_DATA ENTRIES_:
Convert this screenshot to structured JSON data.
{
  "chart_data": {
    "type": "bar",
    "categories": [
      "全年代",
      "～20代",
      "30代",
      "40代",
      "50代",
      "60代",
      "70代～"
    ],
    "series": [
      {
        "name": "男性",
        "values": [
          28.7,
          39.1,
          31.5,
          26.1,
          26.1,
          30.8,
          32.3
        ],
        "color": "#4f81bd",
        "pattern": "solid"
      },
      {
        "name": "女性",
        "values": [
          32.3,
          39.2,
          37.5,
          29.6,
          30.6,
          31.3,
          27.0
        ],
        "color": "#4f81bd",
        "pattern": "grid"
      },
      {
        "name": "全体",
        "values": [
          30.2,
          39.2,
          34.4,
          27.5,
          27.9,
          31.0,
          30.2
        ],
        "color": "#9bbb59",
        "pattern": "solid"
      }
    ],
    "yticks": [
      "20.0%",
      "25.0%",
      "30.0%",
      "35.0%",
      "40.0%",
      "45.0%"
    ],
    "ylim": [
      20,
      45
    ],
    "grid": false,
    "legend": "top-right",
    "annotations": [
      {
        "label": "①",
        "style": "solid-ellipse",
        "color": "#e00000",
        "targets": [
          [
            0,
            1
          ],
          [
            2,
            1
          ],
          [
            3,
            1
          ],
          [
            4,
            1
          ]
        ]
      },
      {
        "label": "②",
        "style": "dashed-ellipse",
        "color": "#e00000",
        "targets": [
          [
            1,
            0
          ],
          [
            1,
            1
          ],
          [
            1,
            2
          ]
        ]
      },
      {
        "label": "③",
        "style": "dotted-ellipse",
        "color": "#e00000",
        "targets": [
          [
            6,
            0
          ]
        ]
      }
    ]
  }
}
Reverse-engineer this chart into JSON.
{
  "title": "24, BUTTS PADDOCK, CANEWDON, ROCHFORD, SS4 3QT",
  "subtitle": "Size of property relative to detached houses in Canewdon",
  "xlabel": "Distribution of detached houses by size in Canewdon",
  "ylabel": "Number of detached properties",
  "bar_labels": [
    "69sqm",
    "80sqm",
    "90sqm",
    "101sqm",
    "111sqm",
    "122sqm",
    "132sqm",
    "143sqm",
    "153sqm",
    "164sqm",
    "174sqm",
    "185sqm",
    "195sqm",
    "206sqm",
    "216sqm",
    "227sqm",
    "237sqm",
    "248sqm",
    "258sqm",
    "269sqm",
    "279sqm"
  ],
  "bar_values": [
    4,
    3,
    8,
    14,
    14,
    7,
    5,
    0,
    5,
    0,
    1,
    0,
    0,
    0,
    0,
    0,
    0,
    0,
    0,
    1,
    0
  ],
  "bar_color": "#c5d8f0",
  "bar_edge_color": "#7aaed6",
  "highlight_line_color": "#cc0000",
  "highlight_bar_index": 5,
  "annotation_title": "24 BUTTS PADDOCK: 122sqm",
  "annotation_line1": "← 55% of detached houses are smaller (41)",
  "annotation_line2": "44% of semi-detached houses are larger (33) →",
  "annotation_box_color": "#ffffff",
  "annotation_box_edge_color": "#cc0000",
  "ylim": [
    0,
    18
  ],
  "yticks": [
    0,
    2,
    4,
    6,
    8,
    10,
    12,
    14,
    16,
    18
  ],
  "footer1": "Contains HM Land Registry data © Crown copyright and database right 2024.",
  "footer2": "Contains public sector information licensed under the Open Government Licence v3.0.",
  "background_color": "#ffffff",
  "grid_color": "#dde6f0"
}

_WRITTEN EXERCISE_:
Reproduce the entire listing word for word.

_CORRECT OUTPUT_:
Convert this screenshot to structured JSON data.
{
  "chart_data": {
    "type": "bar",
    "categories": [
      "全年代",
      "～20代",
      "30代",
      "40代",
      "50代",
      "60代",
      "70代～"
    ],
    "series": [
      {
        "name": "男性",
        "values": [
          28.7,
          39.1,
          31.5,
          26.1,
          26.1,
          30.8,
          32.3
        ],
        "color": "#4f81bd",
        "pattern": "solid"
      },
      {
        "name": "女性",
        "values": [
          32.3,
          39.2,
          37.5,
          29.6,
          30.6,
          31.3,
          27.0
        ],
        "color": "#4f81bd",
        "pattern": "grid"
      },
      {
        "name": "全体",
        "values": [
          30.2,
          39.2,
          34.4,
          27.5,
          27.9,
          31.0,
          30.2
        ],
        "color": "#9bbb59",
        "pattern": "solid"
      }
    ],
    "yticks": [
      "20.0%",
      "25.0%",
      "30.0%",
      "35.0%",
      "40.0%",
      "45.0%"
    ],
    "ylim": [
      20,
      45
    ],
    "grid": false,
    "legend": "top-right",
    "annotations": [
      {
        "label": "①",
        "style": "solid-ellipse",
        "color": "#e00000",
        "targets": [
          [
            0,
            1
          ],
          [
            2,
            1
          ],
          [
            3,
            1
          ],
          [
            4,
            1
          ]
        ]
      },
      {
        "label": "②",
        "style": "dashed-ellipse",
        "color": "#e00000",
        "targets": [
          [
            1,
            0
          ],
          [
            1,
            1
          ],
          [
            1,
            2
          ]
        ]
      },
      {
        "label": "③",
        "style": "dotted-ellipse",
        "color": "#e00000",
        "targets": [
          [
            6,
            0
          ]
        ]
      }
    ]
  }
}
Reverse-engineer this chart into JSON.
{
  "title": "24, BUTTS PADDOCK, CANEWDON, ROCHFORD, SS4 3QT",
  "subtitle": "Size of property relative to detached houses in Canewdon",
  "xlabel": "Distribution of detached houses by size in Canewdon",
  "ylabel": "Number of detached properties",
  "bar_labels": [
    "69sqm",
    "80sqm",
    "90sqm",
    "101sqm",
    "111sqm",
    "122sqm",
    "132sqm",
    "143sqm",
    "153sqm",
    "164sqm",
    "174sqm",
    "185sqm",
    "195sqm",
    "206sqm",
    "216sqm",
    "227sqm",
    "237sqm",
    "248sqm",
    "258sqm",
    "269sqm",
    "279sqm"
  ],
  "bar_values": [
    4,
    3,
    8,
    14,
    14,
    7,
    5,
    0,
    5,
    0,
    1,
    0,
    0,
    0,
    0,
    0,
    0,
    0,
    0,
    1,
    0
  ],
  "bar_color": "#c5d8f0",
  "bar_edge_color": "#7aaed6",
  "highlight_line_color": "#cc0000",
  "highlight_bar_index": 5,
  "annotation_title": "24 BUTTS PADDOCK: 122sqm",
  "annotation_line1": "← 55% of detached houses are smaller (41)",
  "annotation_line2": "44% of semi-detached houses are larger (33) →",
  "annotation_box_color": "#ffffff",
  "annotation_box_edge_color": "#cc0000",
  "ylim": [
    0,
    18
  ],
  "yticks": [
    0,
    2,
    4,
    6,
    8,
    10,
    12,
    14,
    16,
    18
  ],
  "footer1": "Contains HM Land Registry data © Crown copyright and database right 2024.",
  "footer2": "Contains public sector information licensed under the Open Government Licence v3.0.",
  "background_color": "#ffffff",
  "grid_color": "#dde6f0"
}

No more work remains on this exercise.